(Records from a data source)
---+---

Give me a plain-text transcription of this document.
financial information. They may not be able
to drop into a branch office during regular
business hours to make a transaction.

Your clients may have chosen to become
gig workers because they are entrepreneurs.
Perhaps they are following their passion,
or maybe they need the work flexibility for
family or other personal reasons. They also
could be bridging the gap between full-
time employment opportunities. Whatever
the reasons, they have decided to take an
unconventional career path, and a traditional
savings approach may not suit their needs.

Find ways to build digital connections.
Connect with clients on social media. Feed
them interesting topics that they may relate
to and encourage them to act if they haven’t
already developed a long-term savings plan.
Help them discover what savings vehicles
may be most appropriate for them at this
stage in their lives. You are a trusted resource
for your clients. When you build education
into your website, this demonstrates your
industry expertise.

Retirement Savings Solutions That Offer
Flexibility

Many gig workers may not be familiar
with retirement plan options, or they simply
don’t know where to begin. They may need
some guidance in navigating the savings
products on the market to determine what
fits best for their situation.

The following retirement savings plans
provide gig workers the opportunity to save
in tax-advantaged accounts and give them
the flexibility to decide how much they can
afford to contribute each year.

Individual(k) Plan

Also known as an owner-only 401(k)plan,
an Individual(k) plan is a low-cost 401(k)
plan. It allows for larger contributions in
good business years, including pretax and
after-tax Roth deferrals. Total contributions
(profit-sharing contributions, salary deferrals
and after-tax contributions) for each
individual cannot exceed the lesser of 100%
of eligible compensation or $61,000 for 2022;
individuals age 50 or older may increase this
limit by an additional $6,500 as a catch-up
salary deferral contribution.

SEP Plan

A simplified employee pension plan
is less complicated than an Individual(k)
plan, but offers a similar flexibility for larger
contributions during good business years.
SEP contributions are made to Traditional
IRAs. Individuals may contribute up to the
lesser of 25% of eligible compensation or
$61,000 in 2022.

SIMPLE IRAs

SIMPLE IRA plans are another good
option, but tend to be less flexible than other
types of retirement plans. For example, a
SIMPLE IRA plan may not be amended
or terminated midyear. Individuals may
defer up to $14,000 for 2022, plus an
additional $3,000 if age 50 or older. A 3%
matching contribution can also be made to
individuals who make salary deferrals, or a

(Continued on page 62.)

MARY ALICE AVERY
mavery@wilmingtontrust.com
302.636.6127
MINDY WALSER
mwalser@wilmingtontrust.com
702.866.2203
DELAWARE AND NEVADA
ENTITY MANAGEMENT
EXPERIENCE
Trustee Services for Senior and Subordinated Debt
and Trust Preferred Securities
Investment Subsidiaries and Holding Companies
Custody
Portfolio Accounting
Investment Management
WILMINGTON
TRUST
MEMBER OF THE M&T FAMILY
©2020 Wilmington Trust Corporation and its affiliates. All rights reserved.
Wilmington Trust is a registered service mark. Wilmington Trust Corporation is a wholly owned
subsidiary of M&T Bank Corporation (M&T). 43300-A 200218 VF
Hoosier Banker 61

---+---

■ Challenge
Each line above must be printed exactly as it appears.

■ Exercise output
Give me a plain-text transcription of this document.
financial information. They may not be able
to drop into a branch office during regular
business hours to make a transaction.

Your clients may have chosen to become
gig workers because they are entrepreneurs.
Perhaps they are following their passion,
or maybe they need the work flexibility for
family or other personal reasons. They also
could be bridging the gap between full-
time employment opportunities. Whatever
the reasons, they have decided to take an
unconventional career path, and a traditional
savings approach may not suit their needs.

Find ways to build digital connections.
Connect with clients on social media. Feed
them interesting topics that they may relate
to and encourage them to act if they haven’t
already developed a long-term savings plan.
Help them discover what savings vehicles
may be most appropriate for them at this
stage in their lives. You are a trusted resource
for your clients. When you build education
into your website, this demonstrates your
industry expertise.

Retirement Savings Solutions That Offer
Flexibility

Many gig workers may not be familiar
with retirement plan options, or they simply
don’t know where to begin. They may need
some guidance in navigating the savings
products on the market to determine what
fits best for their situation.

The following retirement savings plans
provide gig workers the opportunity to save
in tax-advantaged accounts and give them
the flexibility to decide how much they can
afford to contribute each year.

Individual(k) Plan

Also known as an owner-only 401(k)plan,
an Individual(k) plan is a low-cost 401(k)
plan. It allows for larger contributions in
good business years, including pretax and
after-tax Roth deferrals. Total contributions
(profit-sharing contributions, salary deferrals
and after-tax contributions) for each
individual cannot exceed the lesser of 100%
of eligible compensation or $61,000 for 2022;
individuals age 50 or older may increase this
limit by an additional $6,500 as a catch-up
salary deferral contribution.

SEP Plan

A simplified employee pension plan
is less complicated than an Individual(k)
plan, but offers a similar flexibility for larger
contributions during good business years.
SEP contributions are made to Traditional
IRAs. Individuals may contribute up to the
lesser of 25% of eligible compensation or
$61,000 in 2022.

SIMPLE IRAs

SIMPLE IRA plans are another good
option, but tend to be less flexible than other
types of retirement plans. For example, a
SIMPLE IRA plan may not be amended
or terminated midyear. Individuals may
defer up to $14,000 for 2022, plus an
additional $3,000 if age 50 or older. A 3%
matching contribution can also be made to
individuals who make salary deferrals, or a

(Continued on page 62.)

MARY ALICE AVERY
mavery@wilmingtontrust.com
302.636.6127
MINDY WALSER
mwalser@wilmingtontrust.com
702.866.2203
DELAWARE AND NEVADA
ENTITY MANAGEMENT
EXPERIENCE
Trustee Services for Senior and Subordinated Debt
and Trust Preferred Securities
Investment Subsidiaries and Holding Companies
Custody
Portfolio Accounting
Investment Management
WILMINGTON
TRUST
MEMBER OF THE M&T FAMILY
©2020 Wilmington Trust Corporation and its affiliates. All rights reserved.
Wilmington Trust is a registered service mark. Wilmington Trust Corporation is a wholly owned
subsidiary of M&T Bank Corporation (M&T). 43300-A 200218 VF
Hoosier Banker 61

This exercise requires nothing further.